Task requirements ▸ Show every line of the records below that contains the word "vieux".

Records contained in a dataset ▸
+ + +

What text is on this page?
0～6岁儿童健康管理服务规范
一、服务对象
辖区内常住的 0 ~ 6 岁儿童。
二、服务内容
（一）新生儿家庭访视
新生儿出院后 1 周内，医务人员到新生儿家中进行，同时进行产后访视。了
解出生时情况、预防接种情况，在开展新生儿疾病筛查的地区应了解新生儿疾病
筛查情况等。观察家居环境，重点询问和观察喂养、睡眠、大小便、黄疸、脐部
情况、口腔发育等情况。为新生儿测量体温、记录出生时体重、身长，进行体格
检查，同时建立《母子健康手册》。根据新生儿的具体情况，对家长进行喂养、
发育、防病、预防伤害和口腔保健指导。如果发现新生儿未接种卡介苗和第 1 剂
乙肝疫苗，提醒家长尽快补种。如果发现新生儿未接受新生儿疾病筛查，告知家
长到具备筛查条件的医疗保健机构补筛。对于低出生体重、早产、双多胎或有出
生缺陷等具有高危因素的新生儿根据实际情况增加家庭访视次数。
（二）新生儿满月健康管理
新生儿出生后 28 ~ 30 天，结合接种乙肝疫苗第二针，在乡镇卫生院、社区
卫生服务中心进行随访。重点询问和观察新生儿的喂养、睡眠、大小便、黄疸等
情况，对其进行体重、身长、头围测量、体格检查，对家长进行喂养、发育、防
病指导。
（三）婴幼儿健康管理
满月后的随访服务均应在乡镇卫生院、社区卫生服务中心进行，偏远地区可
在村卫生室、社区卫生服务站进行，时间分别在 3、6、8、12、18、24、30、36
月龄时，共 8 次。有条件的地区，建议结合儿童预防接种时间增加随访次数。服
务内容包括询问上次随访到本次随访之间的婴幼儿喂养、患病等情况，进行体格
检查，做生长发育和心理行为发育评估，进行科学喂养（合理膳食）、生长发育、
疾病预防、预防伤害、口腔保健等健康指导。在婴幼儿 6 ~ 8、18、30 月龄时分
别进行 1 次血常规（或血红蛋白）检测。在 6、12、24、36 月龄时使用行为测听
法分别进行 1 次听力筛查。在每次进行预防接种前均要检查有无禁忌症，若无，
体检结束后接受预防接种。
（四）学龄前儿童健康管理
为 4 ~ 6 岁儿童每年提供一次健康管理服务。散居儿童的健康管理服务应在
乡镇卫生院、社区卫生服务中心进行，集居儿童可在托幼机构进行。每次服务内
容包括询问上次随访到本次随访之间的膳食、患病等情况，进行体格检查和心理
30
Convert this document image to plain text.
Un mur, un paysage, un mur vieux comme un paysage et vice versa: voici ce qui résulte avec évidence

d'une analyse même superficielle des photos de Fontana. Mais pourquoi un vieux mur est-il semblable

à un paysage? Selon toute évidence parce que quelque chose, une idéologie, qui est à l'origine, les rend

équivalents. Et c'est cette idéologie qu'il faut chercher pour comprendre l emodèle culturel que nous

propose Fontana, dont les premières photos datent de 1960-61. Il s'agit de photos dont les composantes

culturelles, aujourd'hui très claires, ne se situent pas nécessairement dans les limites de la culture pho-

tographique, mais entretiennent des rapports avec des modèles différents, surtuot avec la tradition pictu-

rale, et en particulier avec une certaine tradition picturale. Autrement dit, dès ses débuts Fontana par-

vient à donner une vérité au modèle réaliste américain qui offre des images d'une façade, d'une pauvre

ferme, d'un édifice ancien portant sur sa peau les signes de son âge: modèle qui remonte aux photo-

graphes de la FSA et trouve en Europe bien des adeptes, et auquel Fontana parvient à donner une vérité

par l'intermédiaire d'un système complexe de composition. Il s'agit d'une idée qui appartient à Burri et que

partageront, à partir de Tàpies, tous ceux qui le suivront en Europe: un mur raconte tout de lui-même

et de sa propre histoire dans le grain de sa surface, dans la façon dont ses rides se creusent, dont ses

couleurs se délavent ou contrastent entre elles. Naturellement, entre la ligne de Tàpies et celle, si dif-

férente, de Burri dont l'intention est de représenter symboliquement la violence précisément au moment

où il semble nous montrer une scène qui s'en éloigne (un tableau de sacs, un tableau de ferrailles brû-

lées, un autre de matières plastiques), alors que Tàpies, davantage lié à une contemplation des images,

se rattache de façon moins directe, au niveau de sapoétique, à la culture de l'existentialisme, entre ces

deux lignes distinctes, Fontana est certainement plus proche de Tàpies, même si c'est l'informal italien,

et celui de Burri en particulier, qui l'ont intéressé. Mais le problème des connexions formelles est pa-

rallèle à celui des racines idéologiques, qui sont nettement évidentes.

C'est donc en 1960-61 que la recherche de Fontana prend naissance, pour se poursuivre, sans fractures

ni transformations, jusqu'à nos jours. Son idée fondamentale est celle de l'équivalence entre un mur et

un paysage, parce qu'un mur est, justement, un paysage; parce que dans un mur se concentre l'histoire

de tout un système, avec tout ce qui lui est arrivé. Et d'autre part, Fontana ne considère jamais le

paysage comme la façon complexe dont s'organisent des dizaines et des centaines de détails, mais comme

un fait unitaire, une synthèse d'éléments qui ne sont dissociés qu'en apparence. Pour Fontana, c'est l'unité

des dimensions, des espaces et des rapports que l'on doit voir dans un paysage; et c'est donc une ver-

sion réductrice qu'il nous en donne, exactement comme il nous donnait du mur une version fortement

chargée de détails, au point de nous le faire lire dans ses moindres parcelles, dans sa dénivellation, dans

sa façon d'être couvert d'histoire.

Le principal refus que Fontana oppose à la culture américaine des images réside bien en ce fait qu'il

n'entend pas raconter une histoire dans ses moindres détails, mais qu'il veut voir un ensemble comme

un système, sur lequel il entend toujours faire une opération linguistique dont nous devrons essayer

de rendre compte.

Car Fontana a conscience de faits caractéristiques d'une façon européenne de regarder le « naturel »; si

+ + +

Reply ▸
Un mur, un paysage, un mur vieux comme un paysage et vice versa: voici ce qui résulte avec évidence
d'une analyse même superficielle des photos de Fontana. Mais pourquoi un vieux mur est-il semblable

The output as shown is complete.